#### RECORDS PROVIDED:
------------------------------------------------------------
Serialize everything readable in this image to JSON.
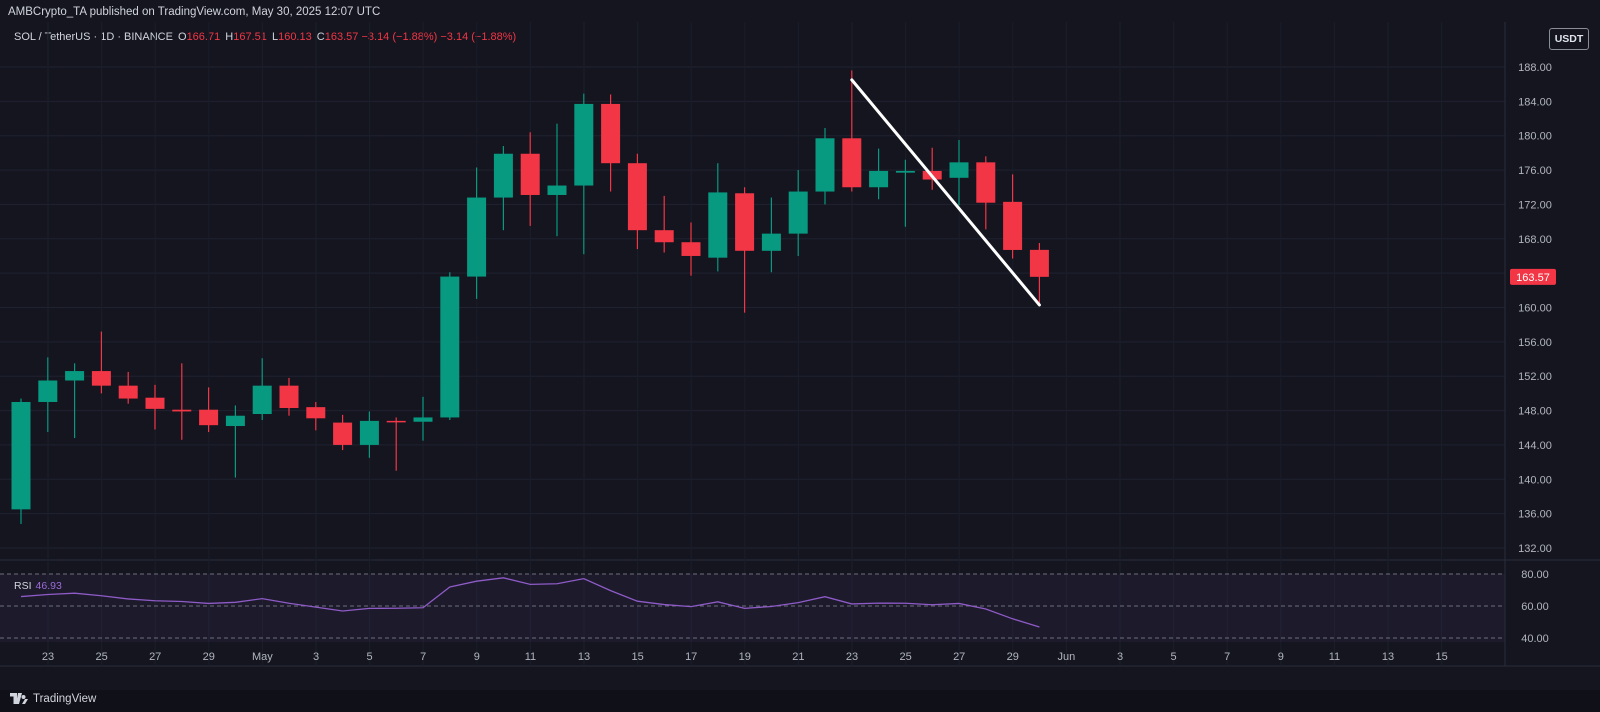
{
  "header": {
    "published": "AMBCrypto_TA published on TradingView.com, May 30, 2025 12:07 UTC"
  },
  "symbol": {
    "title": "SOL / TetherUS · 1D · BINANCE",
    "o_label": "O",
    "o": "166.71",
    "h_label": "H",
    "h": "167.51",
    "l_label": "L",
    "l": "160.13",
    "c_label": "C",
    "c": "163.57",
    "change": "−3.14 (−1.88%)",
    "change2": "−3.14 (−1.88%)"
  },
  "currency_button": "USDT",
  "rsi": {
    "name": "RSI",
    "value": "46.93"
  },
  "footer": {
    "brand": "TradingView"
  },
  "colors": {
    "up": "#089981",
    "down": "#f23645",
    "rsi_line": "#8e5bc7",
    "background": "#14151f",
    "trendline": "#ffffff"
  },
  "chart_data": {
    "type": "candlestick",
    "price_axis": {
      "ticks": [
        "188.00",
        "184.00",
        "180.00",
        "176.00",
        "172.00",
        "168.00",
        "164.00",
        "160.00",
        "156.00",
        "152.00",
        "148.00",
        "144.00",
        "140.00",
        "136.00",
        "132.00"
      ],
      "last_price_label": "163.57"
    },
    "x_axis": {
      "ticks": [
        "23",
        "25",
        "27",
        "29",
        "May",
        "3",
        "5",
        "7",
        "9",
        "11",
        "13",
        "15",
        "17",
        "19",
        "21",
        "23",
        "25",
        "27",
        "29",
        "Jun",
        "3",
        "5",
        "7",
        "9",
        "11",
        "13",
        "15"
      ]
    },
    "candles": [
      {
        "date": "2025-04-22",
        "o": 136.5,
        "h": 149.4,
        "l": 134.8,
        "c": 149.0
      },
      {
        "date": "2025-04-23",
        "o": 149.0,
        "h": 154.2,
        "l": 145.5,
        "c": 151.5
      },
      {
        "date": "2025-04-24",
        "o": 151.5,
        "h": 153.5,
        "l": 144.8,
        "c": 152.6
      },
      {
        "date": "2025-04-25",
        "o": 152.6,
        "h": 157.2,
        "l": 150.0,
        "c": 150.9
      },
      {
        "date": "2025-04-26",
        "o": 150.9,
        "h": 152.5,
        "l": 148.8,
        "c": 149.4
      },
      {
        "date": "2025-04-27",
        "o": 149.5,
        "h": 151.0,
        "l": 145.8,
        "c": 148.2
      },
      {
        "date": "2025-04-28",
        "o": 148.1,
        "h": 153.5,
        "l": 144.6,
        "c": 147.9
      },
      {
        "date": "2025-04-29",
        "o": 148.1,
        "h": 150.7,
        "l": 145.5,
        "c": 146.3
      },
      {
        "date": "2025-04-30",
        "o": 146.2,
        "h": 148.6,
        "l": 140.2,
        "c": 147.4
      },
      {
        "date": "2025-05-01",
        "o": 147.6,
        "h": 154.1,
        "l": 146.9,
        "c": 150.9
      },
      {
        "date": "2025-05-02",
        "o": 150.9,
        "h": 151.8,
        "l": 147.4,
        "c": 148.3
      },
      {
        "date": "2025-05-03",
        "o": 148.4,
        "h": 149.0,
        "l": 145.7,
        "c": 147.1
      },
      {
        "date": "2025-05-04",
        "o": 146.6,
        "h": 147.5,
        "l": 143.4,
        "c": 144.0
      },
      {
        "date": "2025-05-05",
        "o": 144.0,
        "h": 147.9,
        "l": 142.5,
        "c": 146.8
      },
      {
        "date": "2025-05-06",
        "o": 146.8,
        "h": 147.2,
        "l": 141.0,
        "c": 146.7
      },
      {
        "date": "2025-05-07",
        "o": 146.7,
        "h": 149.6,
        "l": 144.5,
        "c": 147.2
      },
      {
        "date": "2025-05-08",
        "o": 147.2,
        "h": 164.1,
        "l": 146.9,
        "c": 163.6
      },
      {
        "date": "2025-05-09",
        "o": 163.6,
        "h": 176.3,
        "l": 161.0,
        "c": 172.8
      },
      {
        "date": "2025-05-10",
        "o": 172.8,
        "h": 178.8,
        "l": 169.0,
        "c": 177.9
      },
      {
        "date": "2025-05-11",
        "o": 177.9,
        "h": 180.4,
        "l": 169.5,
        "c": 173.1
      },
      {
        "date": "2025-05-12",
        "o": 173.1,
        "h": 181.4,
        "l": 168.3,
        "c": 174.2
      },
      {
        "date": "2025-05-13",
        "o": 174.2,
        "h": 184.9,
        "l": 166.2,
        "c": 183.7
      },
      {
        "date": "2025-05-14",
        "o": 183.7,
        "h": 184.8,
        "l": 173.5,
        "c": 176.8
      },
      {
        "date": "2025-05-15",
        "o": 176.8,
        "h": 177.9,
        "l": 166.8,
        "c": 169.0
      },
      {
        "date": "2025-05-16",
        "o": 169.0,
        "h": 173.0,
        "l": 166.4,
        "c": 167.6
      },
      {
        "date": "2025-05-17",
        "o": 167.6,
        "h": 169.9,
        "l": 163.7,
        "c": 166.0
      },
      {
        "date": "2025-05-18",
        "o": 165.8,
        "h": 176.8,
        "l": 164.2,
        "c": 173.4
      },
      {
        "date": "2025-05-19",
        "o": 173.3,
        "h": 174.0,
        "l": 159.4,
        "c": 166.6
      },
      {
        "date": "2025-05-20",
        "o": 166.6,
        "h": 172.8,
        "l": 164.1,
        "c": 168.6
      },
      {
        "date": "2025-05-21",
        "o": 168.6,
        "h": 176.0,
        "l": 166.0,
        "c": 173.5
      },
      {
        "date": "2025-05-22",
        "o": 173.5,
        "h": 180.9,
        "l": 172.0,
        "c": 179.7
      },
      {
        "date": "2025-05-23",
        "o": 179.7,
        "h": 187.6,
        "l": 173.5,
        "c": 174.0
      },
      {
        "date": "2025-05-24",
        "o": 174.0,
        "h": 178.5,
        "l": 172.6,
        "c": 175.9
      },
      {
        "date": "2025-05-25",
        "o": 175.7,
        "h": 177.2,
        "l": 169.4,
        "c": 175.9
      },
      {
        "date": "2025-05-26",
        "o": 175.9,
        "h": 178.6,
        "l": 173.7,
        "c": 174.9
      },
      {
        "date": "2025-05-27",
        "o": 175.1,
        "h": 179.5,
        "l": 171.9,
        "c": 176.9
      },
      {
        "date": "2025-05-28",
        "o": 176.9,
        "h": 177.6,
        "l": 169.1,
        "c": 172.2
      },
      {
        "date": "2025-05-29",
        "o": 172.3,
        "h": 175.5,
        "l": 165.7,
        "c": 166.7
      },
      {
        "date": "2025-05-30",
        "o": 166.71,
        "h": 167.51,
        "l": 160.13,
        "c": 163.57
      }
    ],
    "rsi_series": {
      "name": "RSI",
      "levels": [
        80,
        60,
        40
      ],
      "ticks": [
        "80.00",
        "60.00",
        "40.00"
      ],
      "values": [
        65.9,
        67.2,
        68.0,
        66.4,
        64.4,
        63.3,
        62.8,
        61.6,
        62.3,
        64.6,
        61.7,
        59.3,
        56.9,
        58.5,
        58.6,
        58.9,
        71.9,
        75.5,
        77.6,
        73.5,
        73.9,
        77.1,
        69.6,
        63.0,
        60.9,
        59.6,
        62.6,
        58.5,
        59.7,
        62.1,
        65.8,
        61.3,
        61.8,
        61.7,
        60.8,
        61.6,
        58.1,
        52.0,
        46.9
      ]
    },
    "trendline": {
      "from": {
        "date": "2025-05-23",
        "price": 186.5
      },
      "to": {
        "date": "2025-05-30",
        "price": 160.3
      }
    }
  }
}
------------------------------------------------------------
#### EXERCISE OBJECTIVE:
Without including any pictures, output all the entries above exactly.

#### RESPONSE TO THE TASK:
Serialize everything readable in this image to JSON.
{
  "header": {
    "published": "AMBCrypto_TA published on TradingView.com, May 30, 2025 12:07 UTC"
  },
  "symbol": {
    "title": "SOL / TetherUS · 1D · BINANCE",
    "o_label": "O",
    "o": "166.71",
    "h_label": "H",
    "h": "167.51",
    "l_label": "L",
    "l": "160.13",
    "c_label": "C",
    "c": "163.57",
    "change": "−3.14 (−1.88%)",
    "change2": "−3.14 (−1.88%)"
  },
  "currency_button": "USDT",
  "rsi": {
    "name": "RSI",
    "value": "46.93"
  },
  "footer": {
    "brand": "TradingView"
  },
  "colors": {
    "up": "#089981",
    "down": "#f23645",
    "rsi_line": "#8e5bc7",
    "background": "#14151f",
    "trendline": "#ffffff"
  },
  "chart_data": {
    "type": "candlestick",
    "price_axis": {
      "ticks": [
        "188.00",
        "184.00",
        "180.00",
        "176.00",
        "172.00",
        "168.00",
        "164.00",
        "160.00",
        "156.00",
        "152.00",
        "148.00",
        "144.00",
        "140.00",
        "136.00",
        "132.00"
      ],
      "last_price_label": "163.57"
    },
    "x_axis": {
      "ticks": [
        "23",
        "25",
        "27",
        "29",
        "May",
        "3",
        "5",
        "7",
        "9",
        "11",
        "13",
        "15",
        "17",
        "19",
        "21",
        "23",
        "25",
        "27",
        "29",
        "Jun",
        "3",
        "5",
        "7",
        "9",
        "11",
        "13",
        "15"
      ]
    },
    "candles": [
      {
        "date": "2025-04-22",
        "o": 136.5,
        "h": 149.4,
        "l": 134.8,
        "c": 149.0
      },
      {
        "date": "2025-04-23",
        "o": 149.0,
        "h": 154.2,
        "l": 145.5,
        "c": 151.5
      },
      {
        "date": "2025-04-24",
        "o": 151.5,
        "h": 153.5,
        "l": 144.8,
        "c": 152.6
      },
      {
        "date": "2025-04-25",
        "o": 152.6,
        "h": 157.2,
        "l": 150.0,
        "c": 150.9
      },
      {
        "date": "2025-04-26",
        "o": 150.9,
        "h": 152.5,
        "l": 148.8,
        "c": 149.4
      },
      {
        "date": "2025-04-27",
        "o": 149.5,
        "h": 151.0,
        "l": 145.8,
        "c": 148.2
      },
      {
        "date": "2025-04-28",
        "o": 148.1,
        "h": 153.5,
        "l": 144.6,
        "c": 147.9
      },
      {
        "date": "2025-04-29",
        "o": 148.1,
        "h": 150.7,
        "l": 145.5,
        "c": 146.3
      },
      {
        "date": "2025-04-30",
        "o": 146.2,
        "h": 148.6,
        "l": 140.2,
        "c": 147.4
      },
      {
        "date": "2025-05-01",
        "o": 147.6,
        "h": 154.1,
        "l": 146.9,
        "c": 150.9
      },
      {
        "date": "2025-05-02",
        "o": 150.9,
        "h": 151.8,
        "l": 147.4,
        "c": 148.3
      },
      {
        "date": "2025-05-03",
        "o": 148.4,
        "h": 149.0,
        "l": 145.7,
        "c": 147.1
      },
      {
        "date": "2025-05-04",
        "o": 146.6,
        "h": 147.5,
        "l": 143.4,
        "c": 144.0
      },
      {
        "date": "2025-05-05",
        "o": 144.0,
        "h": 147.9,
        "l": 142.5,
        "c": 146.8
      },
      {
        "date": "2025-05-06",
        "o": 146.8,
        "h": 147.2,
        "l": 141.0,
        "c": 146.7
      },
      {
        "date": "2025-05-07",
        "o": 146.7,
        "h": 149.6,
        "l": 144.5,
        "c": 147.2
      },
      {
        "date": "2025-05-08",
        "o": 147.2,
        "h": 164.1,
        "l": 146.9,
        "c": 163.6
      },
      {
        "date": "2025-05-09",
        "o": 163.6,
        "h": 176.3,
        "l": 161.0,
        "c": 172.8
      },
      {
        "date": "2025-05-10",
        "o": 172.8,
        "h": 178.8,
        "l": 169.0,
        "c": 177.9
      },
      {
        "date": "2025-05-11",
        "o": 177.9,
        "h": 180.4,
        "l": 169.5,
        "c": 173.1
      },
      {
        "date": "2025-05-12",
        "o": 173.1,
        "h": 181.4,
        "l": 168.3,
        "c": 174.2
      },
      {
        "date": "2025-05-13",
        "o": 174.2,
        "h": 184.9,
        "l": 166.2,
        "c": 183.7
      },
      {
        "date": "2025-05-14",
        "o": 183.7,
        "h": 184.8,
        "l": 173.5,
        "c": 176.8
      },
      {
        "date": "2025-05-15",
        "o": 176.8,
        "h": 177.9,
        "l": 166.8,
        "c": 169.0
      },
      {
        "date": "2025-05-16",
        "o": 169.0,
        "h": 173.0,
        "l": 166.4,
        "c": 167.6
      },
      {
        "date": "2025-05-17",
        "o": 167.6,
        "h": 169.9,
        "l": 163.7,
        "c": 166.0
      },
      {
        "date": "2025-05-18",
        "o": 165.8,
        "h": 176.8,
        "l": 164.2,
        "c": 173.4
      },
      {
        "date": "2025-05-19",
        "o": 173.3,
        "h": 174.0,
        "l": 159.4,
        "c": 166.6
      },
      {
        "date": "2025-05-20",
        "o": 166.6,
        "h": 172.8,
        "l": 164.1,
        "c": 168.6
      },
      {
        "date": "2025-05-21",
        "o": 168.6,
        "h": 176.0,
        "l": 166.0,
        "c": 173.5
      },
      {
        "date": "2025-05-22",
        "o": 173.5,
        "h": 180.9,
        "l": 172.0,
        "c": 179.7
      },
      {
        "date": "2025-05-23",
        "o": 179.7,
        "h": 187.6,
        "l": 173.5,
        "c": 174.0
      },
      {
        "date": "2025-05-24",
        "o": 174.0,
        "h": 178.5,
        "l": 172.6,
        "c": 175.9
      },
      {
        "date": "2025-05-25",
        "o": 175.7,
        "h": 177.2,
        "l": 169.4,
        "c": 175.9
      },
      {
        "date": "2025-05-26",
        "o": 175.9,
        "h": 178.6,
        "l": 173.7,
        "c": 174.9
      },
      {
        "date": "2025-05-27",
        "o": 175.1,
        "h": 179.5,
        "l": 171.9,
        "c": 176.9
      },
      {
        "date": "2025-05-28",
        "o": 176.9,
        "h": 177.6,
        "l": 169.1,
        "c": 172.2
      },
      {
        "date": "2025-05-29",
        "o": 172.3,
        "h": 175.5,
        "l": 165.7,
        "c": 166.7
      },
      {
        "date": "2025-05-30",
        "o": 166.71,
        "h": 167.51,
        "l": 160.13,
        "c": 163.57
      }
    ],
    "rsi_series": {
      "name": "RSI",
      "levels": [
        80,
        60,
        40
      ],
      "ticks": [
        "80.00",
        "60.00",
        "40.00"
      ],
      "values": [
        65.9,
        67.2,
        68.0,
        66.4,
        64.4,
        63.3,
        62.8,
        61.6,
        62.3,
        64.6,
        61.7,
        59.3,
        56.9,
        58.5,
        58.6,
        58.9,
        71.9,
        75.5,
        77.6,
        73.5,
        73.9,
        77.1,
        69.6,
        63.0,
        60.9,
        59.6,
        62.6,
        58.5,
        59.7,
        62.1,
        65.8,
        61.3,
        61.8,
        61.7,
        60.8,
        61.6,
        58.1,
        52.0,
        46.9
      ]
    },
    "trendline": {
      "from": {
        "date": "2025-05-23",
        "price": 186.5
      },
      "to": {
        "date": "2025-05-30",
        "price": 160.3
      }
    }
  }
}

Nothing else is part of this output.